§ What this task involves
Gather, from the data below, each line in which the word "sang" occurs.

----

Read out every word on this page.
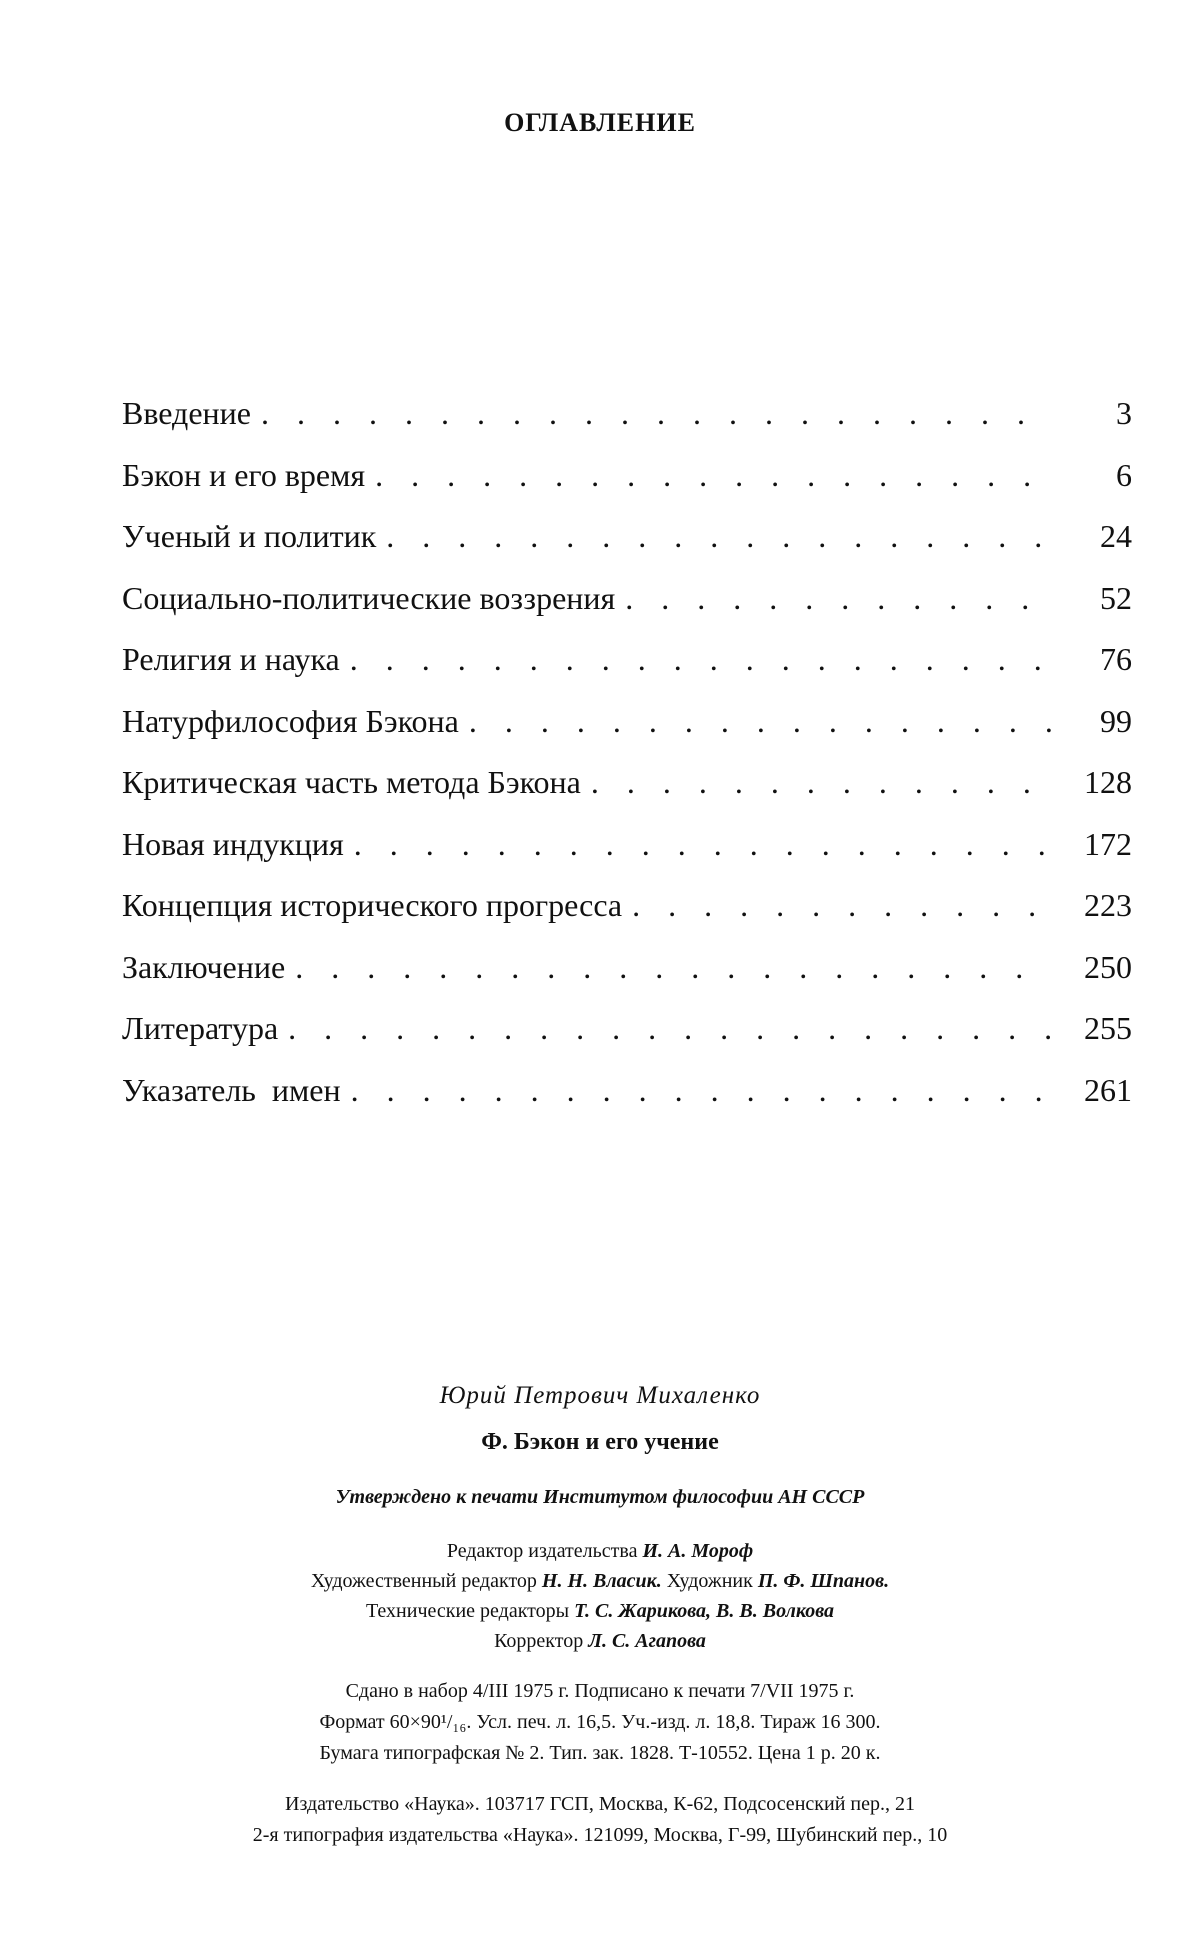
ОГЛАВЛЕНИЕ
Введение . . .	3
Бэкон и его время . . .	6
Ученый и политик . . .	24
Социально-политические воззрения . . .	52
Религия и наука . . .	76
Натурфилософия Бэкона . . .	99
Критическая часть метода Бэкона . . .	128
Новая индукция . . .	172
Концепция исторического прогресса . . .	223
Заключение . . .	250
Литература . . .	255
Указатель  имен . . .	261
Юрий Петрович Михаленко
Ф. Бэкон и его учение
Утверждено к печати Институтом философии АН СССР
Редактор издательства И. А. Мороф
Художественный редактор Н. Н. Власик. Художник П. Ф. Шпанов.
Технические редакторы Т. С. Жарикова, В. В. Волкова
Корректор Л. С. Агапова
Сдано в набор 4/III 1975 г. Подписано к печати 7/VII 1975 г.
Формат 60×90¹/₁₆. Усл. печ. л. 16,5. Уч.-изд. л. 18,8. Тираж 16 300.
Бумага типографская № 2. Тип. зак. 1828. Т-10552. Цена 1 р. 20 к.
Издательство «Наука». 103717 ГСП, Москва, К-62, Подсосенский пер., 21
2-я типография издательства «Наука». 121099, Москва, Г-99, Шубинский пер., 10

----

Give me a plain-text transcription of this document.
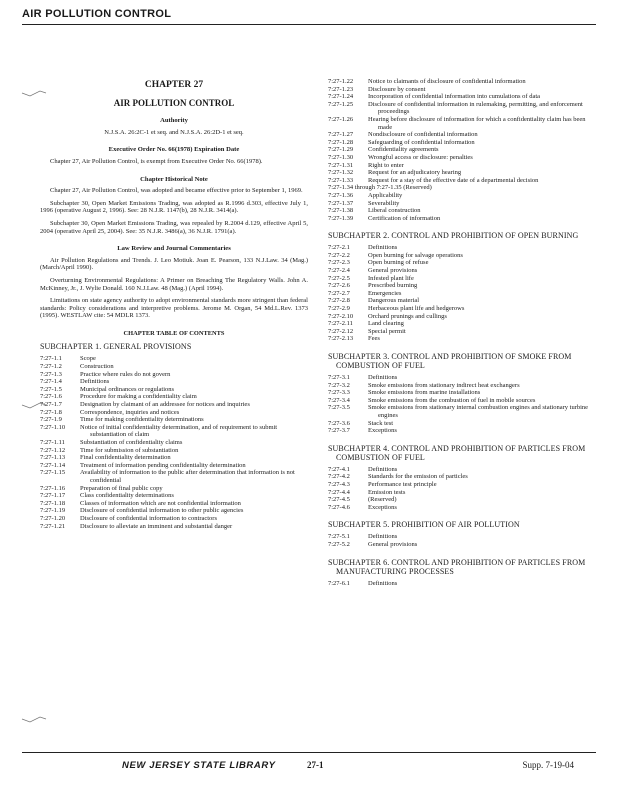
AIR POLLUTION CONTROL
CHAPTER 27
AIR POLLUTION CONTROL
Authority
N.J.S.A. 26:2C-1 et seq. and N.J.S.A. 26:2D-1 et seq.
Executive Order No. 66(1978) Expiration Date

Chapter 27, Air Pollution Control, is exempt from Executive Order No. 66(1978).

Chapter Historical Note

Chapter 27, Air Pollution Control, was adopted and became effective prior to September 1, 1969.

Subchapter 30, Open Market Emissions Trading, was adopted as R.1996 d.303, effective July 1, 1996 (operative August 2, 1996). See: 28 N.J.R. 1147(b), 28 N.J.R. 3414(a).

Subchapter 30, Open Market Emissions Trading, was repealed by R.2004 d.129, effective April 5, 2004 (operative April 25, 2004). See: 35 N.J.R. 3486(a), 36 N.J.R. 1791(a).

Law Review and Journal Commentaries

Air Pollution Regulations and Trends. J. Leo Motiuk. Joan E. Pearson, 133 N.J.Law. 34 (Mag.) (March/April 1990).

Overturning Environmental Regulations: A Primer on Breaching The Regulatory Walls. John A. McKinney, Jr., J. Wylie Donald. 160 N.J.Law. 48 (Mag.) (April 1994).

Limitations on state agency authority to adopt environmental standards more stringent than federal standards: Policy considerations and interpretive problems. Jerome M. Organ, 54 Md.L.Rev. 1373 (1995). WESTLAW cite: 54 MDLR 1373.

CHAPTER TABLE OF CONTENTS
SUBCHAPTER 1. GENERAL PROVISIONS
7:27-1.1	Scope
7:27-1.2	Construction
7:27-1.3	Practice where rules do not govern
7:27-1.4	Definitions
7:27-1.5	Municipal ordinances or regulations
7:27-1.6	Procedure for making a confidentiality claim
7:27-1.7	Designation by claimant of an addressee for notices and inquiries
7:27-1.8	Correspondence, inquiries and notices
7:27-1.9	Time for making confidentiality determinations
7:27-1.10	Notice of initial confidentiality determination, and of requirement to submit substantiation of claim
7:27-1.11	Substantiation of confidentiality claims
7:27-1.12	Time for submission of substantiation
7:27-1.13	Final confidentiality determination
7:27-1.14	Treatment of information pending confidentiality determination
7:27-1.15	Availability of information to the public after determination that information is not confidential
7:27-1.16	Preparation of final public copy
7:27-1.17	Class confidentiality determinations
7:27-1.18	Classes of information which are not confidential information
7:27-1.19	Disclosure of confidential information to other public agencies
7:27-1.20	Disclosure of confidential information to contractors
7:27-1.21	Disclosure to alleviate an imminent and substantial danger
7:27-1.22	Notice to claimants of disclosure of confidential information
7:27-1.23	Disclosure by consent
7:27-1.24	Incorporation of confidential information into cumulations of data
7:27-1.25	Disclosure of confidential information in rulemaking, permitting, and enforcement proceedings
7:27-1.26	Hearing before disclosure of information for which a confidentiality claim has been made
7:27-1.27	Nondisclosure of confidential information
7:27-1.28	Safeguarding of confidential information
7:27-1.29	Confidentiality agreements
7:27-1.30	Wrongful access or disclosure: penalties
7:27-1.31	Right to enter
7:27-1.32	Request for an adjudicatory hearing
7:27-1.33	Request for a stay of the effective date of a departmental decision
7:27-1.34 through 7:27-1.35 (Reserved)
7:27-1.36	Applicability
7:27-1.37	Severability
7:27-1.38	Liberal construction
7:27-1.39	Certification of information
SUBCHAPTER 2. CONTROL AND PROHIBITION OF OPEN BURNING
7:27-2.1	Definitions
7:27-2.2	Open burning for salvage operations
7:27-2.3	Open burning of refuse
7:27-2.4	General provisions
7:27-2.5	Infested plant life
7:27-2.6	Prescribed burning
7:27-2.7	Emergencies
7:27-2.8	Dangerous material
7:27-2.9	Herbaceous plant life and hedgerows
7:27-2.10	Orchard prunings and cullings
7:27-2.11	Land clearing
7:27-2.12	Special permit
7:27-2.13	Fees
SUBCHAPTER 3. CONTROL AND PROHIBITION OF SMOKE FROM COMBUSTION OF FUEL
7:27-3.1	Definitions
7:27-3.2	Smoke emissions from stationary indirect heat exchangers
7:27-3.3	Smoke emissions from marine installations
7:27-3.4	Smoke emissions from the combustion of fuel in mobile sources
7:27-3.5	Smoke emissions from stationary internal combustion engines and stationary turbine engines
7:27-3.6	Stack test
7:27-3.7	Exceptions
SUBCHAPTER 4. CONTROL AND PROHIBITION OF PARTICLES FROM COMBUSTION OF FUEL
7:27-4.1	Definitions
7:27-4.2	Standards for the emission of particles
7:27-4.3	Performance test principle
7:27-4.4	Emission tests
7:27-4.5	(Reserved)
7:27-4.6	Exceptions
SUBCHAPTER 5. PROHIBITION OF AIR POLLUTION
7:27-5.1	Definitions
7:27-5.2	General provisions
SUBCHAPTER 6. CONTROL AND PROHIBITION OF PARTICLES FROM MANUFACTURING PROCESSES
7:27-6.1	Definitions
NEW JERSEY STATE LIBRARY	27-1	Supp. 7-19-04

----

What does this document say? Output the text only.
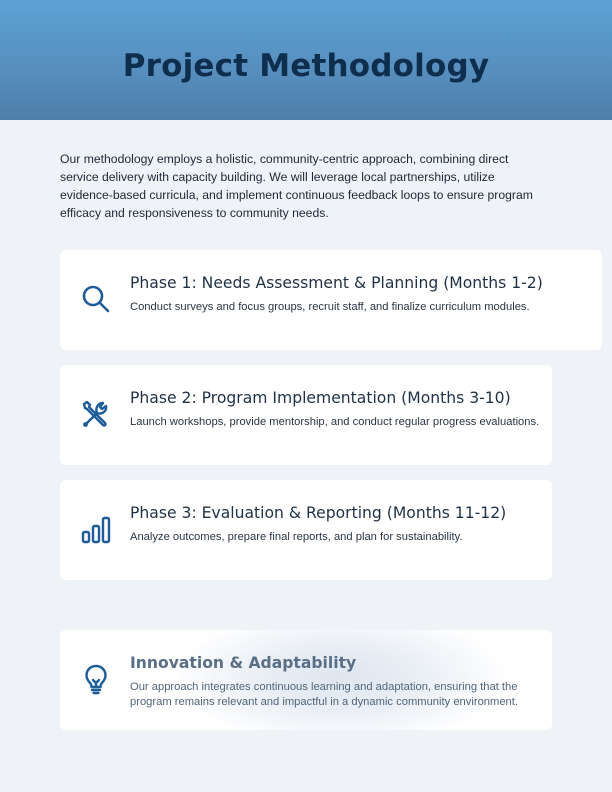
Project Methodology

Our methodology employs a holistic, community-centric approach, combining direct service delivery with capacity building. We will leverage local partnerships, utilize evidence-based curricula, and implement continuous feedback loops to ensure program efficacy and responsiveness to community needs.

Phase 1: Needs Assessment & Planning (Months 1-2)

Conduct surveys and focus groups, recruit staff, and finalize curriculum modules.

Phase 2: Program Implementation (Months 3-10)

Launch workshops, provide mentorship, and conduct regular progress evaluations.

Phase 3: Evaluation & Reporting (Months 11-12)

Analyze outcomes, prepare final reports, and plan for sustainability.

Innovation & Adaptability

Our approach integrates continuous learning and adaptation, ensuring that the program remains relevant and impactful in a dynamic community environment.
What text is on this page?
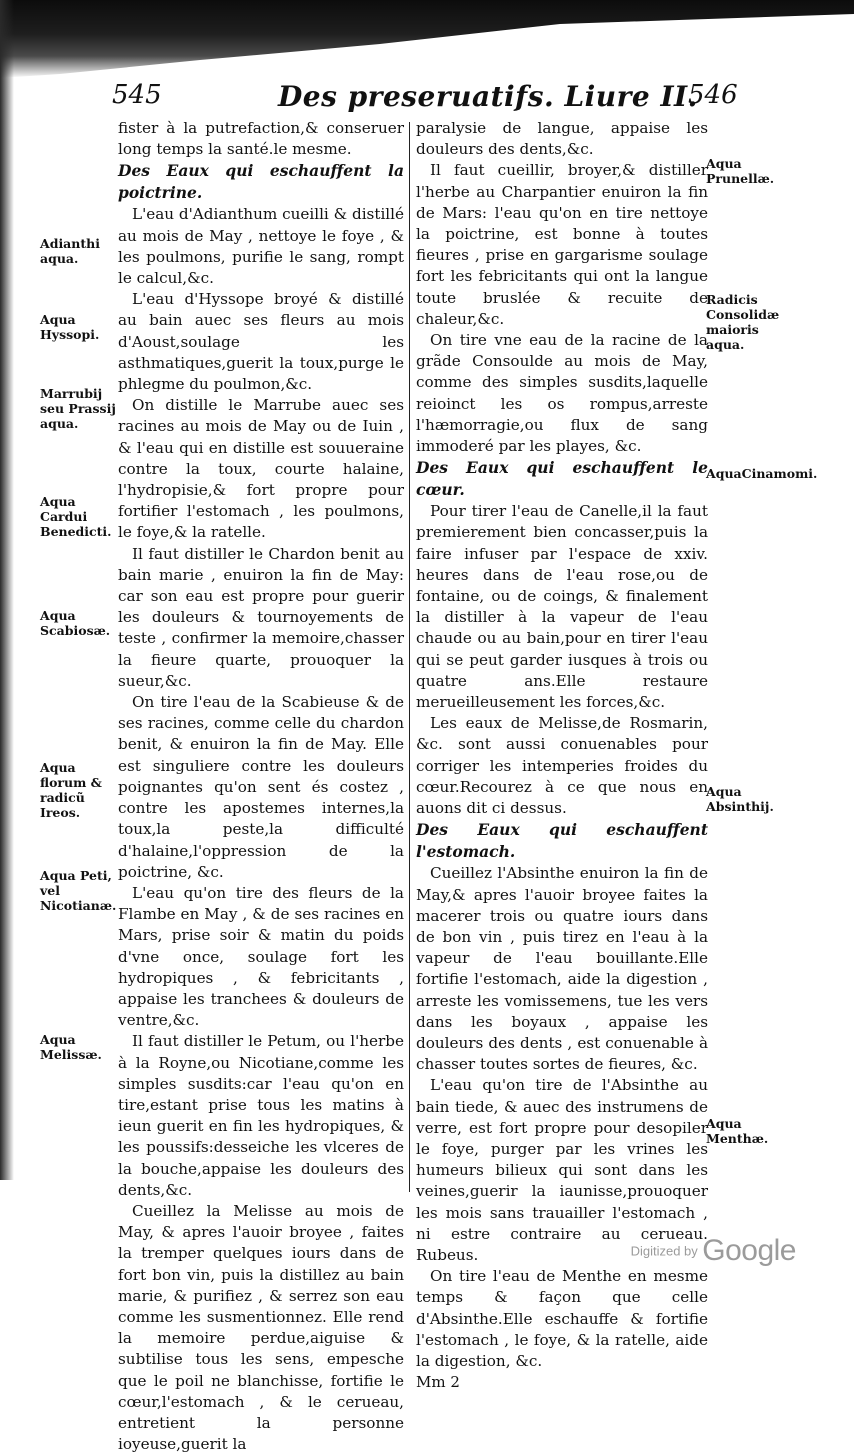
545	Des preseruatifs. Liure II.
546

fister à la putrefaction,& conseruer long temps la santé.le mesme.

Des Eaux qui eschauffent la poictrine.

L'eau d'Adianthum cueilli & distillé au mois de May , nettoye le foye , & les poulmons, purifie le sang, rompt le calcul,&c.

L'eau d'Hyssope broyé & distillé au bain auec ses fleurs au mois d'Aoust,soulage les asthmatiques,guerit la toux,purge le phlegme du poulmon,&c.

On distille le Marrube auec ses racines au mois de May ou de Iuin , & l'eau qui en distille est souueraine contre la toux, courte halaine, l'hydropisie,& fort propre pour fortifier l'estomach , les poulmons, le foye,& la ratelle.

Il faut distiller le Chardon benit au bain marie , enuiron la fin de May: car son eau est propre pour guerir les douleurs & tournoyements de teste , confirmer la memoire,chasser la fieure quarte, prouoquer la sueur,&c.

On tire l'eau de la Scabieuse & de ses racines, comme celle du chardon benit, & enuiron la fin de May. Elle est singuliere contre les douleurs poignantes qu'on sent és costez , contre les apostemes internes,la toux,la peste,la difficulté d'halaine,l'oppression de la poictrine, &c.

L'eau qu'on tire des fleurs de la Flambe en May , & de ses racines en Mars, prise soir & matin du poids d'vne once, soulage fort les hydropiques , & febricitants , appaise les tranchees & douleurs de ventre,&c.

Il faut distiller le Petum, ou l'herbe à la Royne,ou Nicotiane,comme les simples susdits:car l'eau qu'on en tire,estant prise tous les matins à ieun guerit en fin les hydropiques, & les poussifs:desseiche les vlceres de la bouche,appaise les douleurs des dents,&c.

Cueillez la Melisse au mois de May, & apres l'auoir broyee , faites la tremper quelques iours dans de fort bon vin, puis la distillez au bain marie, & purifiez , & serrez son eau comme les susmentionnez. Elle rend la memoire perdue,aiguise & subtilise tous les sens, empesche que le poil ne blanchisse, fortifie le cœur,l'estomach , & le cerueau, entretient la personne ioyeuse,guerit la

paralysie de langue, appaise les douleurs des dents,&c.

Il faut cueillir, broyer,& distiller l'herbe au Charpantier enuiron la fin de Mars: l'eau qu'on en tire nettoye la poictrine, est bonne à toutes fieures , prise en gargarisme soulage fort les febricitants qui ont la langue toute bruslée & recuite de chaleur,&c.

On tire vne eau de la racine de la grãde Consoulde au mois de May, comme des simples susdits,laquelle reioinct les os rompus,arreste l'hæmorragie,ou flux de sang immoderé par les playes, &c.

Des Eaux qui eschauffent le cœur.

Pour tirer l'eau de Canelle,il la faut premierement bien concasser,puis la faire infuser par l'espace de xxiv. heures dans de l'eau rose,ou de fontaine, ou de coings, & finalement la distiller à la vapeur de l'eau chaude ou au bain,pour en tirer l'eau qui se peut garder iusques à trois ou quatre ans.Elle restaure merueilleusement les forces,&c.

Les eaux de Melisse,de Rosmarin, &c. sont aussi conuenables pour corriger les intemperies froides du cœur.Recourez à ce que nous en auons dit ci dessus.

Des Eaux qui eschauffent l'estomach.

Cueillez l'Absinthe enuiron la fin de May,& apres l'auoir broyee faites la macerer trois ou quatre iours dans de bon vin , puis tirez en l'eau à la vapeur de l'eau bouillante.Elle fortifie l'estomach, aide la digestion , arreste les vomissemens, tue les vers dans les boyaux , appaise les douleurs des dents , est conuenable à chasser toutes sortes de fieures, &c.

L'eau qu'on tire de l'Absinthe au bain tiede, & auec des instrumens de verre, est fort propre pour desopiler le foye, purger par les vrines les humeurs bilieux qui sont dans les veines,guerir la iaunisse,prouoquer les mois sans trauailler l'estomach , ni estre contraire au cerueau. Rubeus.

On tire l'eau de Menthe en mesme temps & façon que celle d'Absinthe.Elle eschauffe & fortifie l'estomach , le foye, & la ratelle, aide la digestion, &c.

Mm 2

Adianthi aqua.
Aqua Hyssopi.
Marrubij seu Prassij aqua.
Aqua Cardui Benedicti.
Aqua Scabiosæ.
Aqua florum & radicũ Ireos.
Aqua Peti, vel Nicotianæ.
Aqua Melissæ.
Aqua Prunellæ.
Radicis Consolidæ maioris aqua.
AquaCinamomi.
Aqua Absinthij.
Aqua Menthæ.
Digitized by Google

----

§ Answer to the task
L'eau d'Adianthum cueilli & distillé au mois de May , nettoye le foye , & les poulmons, purifie le sang, rompt le calcul,&c.
On tire vne eau de la racine de la grãde Consoulde au mois de May, comme des simples susdits,laquelle reioinct les os rompus,arreste l'hæmorragie,ou flux de sang immoderé par les playes, &c.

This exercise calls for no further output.